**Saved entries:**
+++

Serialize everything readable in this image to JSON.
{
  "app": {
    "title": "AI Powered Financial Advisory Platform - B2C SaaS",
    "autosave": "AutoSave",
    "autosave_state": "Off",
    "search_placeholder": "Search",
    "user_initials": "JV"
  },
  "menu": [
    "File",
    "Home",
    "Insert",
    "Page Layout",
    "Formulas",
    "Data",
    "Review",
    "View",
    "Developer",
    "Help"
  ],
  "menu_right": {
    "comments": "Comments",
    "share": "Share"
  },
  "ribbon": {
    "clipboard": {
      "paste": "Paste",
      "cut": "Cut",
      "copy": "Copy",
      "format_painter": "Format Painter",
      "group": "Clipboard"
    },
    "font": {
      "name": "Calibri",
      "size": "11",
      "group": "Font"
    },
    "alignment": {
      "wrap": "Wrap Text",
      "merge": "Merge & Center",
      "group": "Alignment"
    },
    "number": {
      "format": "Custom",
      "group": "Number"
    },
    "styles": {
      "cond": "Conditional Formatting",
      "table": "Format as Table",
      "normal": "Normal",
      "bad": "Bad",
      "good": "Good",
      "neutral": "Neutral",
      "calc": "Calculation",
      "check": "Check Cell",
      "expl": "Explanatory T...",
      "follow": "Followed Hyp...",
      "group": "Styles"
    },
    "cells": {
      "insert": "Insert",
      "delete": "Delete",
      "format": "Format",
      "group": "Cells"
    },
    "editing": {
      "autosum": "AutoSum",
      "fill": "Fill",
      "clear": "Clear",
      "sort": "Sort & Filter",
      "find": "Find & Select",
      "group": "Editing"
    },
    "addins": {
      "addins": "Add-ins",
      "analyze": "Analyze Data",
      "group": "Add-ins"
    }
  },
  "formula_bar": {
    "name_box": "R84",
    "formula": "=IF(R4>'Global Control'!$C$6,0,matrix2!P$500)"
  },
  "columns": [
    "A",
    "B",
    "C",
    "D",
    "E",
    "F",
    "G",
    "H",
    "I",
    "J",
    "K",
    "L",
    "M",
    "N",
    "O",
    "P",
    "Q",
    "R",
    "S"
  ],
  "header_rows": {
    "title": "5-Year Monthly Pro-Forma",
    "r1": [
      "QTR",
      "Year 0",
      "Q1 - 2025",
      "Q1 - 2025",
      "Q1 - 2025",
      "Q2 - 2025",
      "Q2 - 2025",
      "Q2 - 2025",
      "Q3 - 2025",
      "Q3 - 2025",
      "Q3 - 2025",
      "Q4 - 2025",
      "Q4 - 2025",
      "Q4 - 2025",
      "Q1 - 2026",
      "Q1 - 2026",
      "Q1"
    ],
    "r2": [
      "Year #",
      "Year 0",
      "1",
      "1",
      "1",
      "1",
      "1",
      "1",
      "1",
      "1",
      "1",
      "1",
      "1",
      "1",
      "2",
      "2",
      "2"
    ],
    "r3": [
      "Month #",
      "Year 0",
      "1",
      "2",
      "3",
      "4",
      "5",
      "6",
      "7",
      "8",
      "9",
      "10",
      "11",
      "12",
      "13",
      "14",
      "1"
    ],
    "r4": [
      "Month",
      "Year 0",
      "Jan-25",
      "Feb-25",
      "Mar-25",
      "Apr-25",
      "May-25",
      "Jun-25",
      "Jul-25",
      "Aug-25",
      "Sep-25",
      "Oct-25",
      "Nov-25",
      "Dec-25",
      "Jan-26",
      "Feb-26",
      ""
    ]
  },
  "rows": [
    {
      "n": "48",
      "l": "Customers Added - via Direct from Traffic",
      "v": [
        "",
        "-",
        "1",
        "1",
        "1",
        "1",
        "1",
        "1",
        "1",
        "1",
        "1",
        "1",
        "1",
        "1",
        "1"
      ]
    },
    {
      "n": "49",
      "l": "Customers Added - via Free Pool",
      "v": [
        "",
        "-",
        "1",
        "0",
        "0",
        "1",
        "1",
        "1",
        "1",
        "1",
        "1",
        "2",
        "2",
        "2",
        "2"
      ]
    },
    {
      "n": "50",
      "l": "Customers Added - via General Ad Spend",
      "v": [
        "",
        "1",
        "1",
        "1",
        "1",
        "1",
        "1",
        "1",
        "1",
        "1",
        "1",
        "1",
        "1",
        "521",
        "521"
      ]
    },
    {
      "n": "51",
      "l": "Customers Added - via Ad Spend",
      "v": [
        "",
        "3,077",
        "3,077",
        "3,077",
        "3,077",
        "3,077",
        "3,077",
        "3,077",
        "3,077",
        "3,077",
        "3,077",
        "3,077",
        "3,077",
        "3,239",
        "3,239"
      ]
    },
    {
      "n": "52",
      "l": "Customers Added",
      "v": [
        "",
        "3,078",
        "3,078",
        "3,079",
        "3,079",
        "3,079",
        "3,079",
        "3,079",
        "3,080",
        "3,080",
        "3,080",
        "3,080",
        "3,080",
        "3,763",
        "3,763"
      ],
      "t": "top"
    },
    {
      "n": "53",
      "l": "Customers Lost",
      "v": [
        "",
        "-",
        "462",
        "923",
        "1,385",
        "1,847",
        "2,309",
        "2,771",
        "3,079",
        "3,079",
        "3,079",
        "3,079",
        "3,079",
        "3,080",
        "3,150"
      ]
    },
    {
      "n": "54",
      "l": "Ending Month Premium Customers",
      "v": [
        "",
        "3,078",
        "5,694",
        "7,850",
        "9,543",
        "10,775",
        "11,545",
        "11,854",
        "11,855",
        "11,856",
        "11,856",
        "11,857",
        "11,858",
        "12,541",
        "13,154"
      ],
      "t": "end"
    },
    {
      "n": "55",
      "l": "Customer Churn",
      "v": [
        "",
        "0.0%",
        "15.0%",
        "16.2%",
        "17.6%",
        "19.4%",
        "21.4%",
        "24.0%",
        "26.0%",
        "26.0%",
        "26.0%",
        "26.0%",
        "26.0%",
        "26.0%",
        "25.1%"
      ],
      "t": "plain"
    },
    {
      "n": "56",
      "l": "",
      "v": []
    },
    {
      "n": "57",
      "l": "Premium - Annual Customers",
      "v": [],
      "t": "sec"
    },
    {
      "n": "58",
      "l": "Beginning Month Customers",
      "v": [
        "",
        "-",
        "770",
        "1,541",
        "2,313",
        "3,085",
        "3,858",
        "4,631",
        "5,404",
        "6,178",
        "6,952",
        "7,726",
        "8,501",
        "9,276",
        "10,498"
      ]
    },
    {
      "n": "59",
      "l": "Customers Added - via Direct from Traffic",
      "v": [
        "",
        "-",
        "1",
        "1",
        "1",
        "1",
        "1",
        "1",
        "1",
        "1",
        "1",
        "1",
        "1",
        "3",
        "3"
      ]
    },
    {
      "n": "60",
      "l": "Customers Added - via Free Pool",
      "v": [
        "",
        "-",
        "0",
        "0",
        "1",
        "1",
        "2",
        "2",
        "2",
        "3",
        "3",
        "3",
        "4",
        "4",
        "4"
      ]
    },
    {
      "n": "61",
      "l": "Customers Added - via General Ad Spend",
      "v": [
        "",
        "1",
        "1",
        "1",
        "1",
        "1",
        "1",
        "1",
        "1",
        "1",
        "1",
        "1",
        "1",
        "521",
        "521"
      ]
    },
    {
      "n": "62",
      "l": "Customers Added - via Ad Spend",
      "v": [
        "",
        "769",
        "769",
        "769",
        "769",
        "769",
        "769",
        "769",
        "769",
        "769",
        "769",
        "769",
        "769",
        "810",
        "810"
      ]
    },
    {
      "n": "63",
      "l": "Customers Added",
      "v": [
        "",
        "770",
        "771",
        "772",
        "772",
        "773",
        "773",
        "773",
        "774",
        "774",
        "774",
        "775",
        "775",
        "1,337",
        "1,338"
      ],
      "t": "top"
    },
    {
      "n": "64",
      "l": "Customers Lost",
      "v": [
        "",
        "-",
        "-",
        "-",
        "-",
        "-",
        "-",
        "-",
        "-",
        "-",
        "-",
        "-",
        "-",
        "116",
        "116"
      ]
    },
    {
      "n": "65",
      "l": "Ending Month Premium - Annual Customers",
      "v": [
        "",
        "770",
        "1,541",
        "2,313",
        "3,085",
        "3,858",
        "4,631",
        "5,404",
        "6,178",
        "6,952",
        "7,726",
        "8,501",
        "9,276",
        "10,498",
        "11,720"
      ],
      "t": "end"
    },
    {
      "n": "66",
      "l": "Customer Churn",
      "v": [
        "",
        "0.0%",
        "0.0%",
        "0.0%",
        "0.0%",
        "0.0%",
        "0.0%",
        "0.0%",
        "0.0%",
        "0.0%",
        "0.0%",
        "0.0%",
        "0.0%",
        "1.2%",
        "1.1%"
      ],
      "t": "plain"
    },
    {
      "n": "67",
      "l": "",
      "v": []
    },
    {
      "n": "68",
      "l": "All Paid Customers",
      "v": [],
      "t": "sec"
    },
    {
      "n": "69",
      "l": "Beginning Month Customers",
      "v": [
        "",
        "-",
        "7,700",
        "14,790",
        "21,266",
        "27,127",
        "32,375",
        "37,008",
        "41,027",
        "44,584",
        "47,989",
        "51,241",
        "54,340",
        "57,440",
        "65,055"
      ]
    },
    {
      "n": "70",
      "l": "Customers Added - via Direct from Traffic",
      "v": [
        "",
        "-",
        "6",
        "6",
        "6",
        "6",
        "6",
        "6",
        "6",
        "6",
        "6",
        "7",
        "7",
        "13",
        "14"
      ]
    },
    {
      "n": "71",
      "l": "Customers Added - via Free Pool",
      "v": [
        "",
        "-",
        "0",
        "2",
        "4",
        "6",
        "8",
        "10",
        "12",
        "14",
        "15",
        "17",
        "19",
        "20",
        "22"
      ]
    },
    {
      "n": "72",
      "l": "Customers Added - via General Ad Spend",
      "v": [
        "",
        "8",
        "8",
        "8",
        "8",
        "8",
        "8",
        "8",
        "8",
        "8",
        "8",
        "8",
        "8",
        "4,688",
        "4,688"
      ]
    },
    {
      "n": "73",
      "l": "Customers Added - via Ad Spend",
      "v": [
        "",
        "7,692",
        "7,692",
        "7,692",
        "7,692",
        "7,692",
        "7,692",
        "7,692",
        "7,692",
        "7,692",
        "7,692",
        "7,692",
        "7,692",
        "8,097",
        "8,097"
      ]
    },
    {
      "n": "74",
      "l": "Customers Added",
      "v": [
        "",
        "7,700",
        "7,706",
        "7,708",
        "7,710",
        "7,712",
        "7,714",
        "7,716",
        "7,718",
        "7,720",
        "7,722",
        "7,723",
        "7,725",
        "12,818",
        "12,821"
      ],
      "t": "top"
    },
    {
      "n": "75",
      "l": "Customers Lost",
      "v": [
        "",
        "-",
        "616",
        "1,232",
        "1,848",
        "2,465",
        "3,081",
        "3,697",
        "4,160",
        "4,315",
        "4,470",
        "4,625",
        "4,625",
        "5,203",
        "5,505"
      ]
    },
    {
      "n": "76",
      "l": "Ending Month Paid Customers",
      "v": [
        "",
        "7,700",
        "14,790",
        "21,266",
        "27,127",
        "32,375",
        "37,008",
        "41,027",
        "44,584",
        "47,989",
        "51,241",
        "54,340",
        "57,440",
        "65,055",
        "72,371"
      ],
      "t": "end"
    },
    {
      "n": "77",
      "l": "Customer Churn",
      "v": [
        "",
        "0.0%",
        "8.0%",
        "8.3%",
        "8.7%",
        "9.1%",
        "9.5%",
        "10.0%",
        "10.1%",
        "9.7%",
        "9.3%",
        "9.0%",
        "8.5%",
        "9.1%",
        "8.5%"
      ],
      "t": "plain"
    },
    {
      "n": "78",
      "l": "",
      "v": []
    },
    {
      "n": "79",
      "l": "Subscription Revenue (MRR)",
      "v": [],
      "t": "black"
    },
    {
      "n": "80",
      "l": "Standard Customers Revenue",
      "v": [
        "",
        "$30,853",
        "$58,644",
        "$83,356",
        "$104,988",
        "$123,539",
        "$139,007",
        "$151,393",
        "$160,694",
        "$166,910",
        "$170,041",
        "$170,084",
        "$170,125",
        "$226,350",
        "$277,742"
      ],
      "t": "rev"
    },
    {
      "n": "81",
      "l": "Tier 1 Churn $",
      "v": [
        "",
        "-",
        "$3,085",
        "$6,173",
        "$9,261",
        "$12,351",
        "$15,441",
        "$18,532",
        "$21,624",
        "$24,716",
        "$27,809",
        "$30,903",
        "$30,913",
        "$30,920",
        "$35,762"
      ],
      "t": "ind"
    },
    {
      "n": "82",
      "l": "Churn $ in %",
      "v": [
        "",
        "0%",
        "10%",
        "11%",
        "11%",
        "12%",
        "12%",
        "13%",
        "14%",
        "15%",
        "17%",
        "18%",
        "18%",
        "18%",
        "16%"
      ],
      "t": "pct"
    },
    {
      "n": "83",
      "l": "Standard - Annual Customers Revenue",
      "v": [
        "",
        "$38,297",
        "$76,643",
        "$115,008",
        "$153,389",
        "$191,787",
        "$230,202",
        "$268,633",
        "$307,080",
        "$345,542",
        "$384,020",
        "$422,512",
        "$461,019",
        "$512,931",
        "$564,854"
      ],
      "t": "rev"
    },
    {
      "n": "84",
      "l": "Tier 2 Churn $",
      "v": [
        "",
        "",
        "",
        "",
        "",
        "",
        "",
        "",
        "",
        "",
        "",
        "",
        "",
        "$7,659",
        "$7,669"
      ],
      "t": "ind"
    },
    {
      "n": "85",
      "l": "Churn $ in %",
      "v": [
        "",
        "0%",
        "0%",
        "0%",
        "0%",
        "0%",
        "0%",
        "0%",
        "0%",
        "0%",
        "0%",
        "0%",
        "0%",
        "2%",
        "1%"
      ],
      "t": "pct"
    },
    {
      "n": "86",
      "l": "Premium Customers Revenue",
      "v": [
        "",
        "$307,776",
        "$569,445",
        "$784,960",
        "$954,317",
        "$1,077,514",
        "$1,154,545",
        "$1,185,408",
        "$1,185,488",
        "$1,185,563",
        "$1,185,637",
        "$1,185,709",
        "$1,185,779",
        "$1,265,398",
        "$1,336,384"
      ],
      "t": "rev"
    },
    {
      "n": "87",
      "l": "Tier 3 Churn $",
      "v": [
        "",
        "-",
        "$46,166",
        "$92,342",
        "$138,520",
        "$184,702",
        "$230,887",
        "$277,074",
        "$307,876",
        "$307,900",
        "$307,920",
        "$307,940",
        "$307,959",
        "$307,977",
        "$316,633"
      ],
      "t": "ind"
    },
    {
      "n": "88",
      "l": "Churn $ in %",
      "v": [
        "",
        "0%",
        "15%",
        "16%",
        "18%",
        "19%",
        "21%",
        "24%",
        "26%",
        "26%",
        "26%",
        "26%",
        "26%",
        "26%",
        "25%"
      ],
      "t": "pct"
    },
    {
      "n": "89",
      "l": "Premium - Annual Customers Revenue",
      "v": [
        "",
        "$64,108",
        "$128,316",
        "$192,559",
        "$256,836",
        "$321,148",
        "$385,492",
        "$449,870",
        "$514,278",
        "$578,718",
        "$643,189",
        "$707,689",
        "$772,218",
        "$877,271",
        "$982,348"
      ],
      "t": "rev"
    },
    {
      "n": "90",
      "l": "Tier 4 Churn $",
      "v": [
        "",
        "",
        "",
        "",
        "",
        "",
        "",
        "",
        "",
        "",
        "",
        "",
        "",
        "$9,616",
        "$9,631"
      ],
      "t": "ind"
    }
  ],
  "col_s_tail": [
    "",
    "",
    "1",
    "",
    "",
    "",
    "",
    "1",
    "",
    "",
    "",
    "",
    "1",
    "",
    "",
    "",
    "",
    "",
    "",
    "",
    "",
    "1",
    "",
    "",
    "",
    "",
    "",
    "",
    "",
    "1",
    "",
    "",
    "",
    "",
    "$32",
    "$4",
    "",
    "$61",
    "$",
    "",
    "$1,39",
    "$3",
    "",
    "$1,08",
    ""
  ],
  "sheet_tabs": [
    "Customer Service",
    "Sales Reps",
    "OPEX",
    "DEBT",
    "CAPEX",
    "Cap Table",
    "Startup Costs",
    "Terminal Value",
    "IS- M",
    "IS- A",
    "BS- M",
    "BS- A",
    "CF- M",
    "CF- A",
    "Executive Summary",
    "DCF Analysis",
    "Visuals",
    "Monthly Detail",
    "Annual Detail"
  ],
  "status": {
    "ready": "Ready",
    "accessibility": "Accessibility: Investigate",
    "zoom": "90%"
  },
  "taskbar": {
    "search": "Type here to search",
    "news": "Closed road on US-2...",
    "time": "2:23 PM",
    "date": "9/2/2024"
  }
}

+++

**Written request:**
Among the records above, find each line holding the string "Monthly" and pull it out.

**Response:**
    "title": "5-Year Monthly Pro-Forma",
    "Monthly Detail",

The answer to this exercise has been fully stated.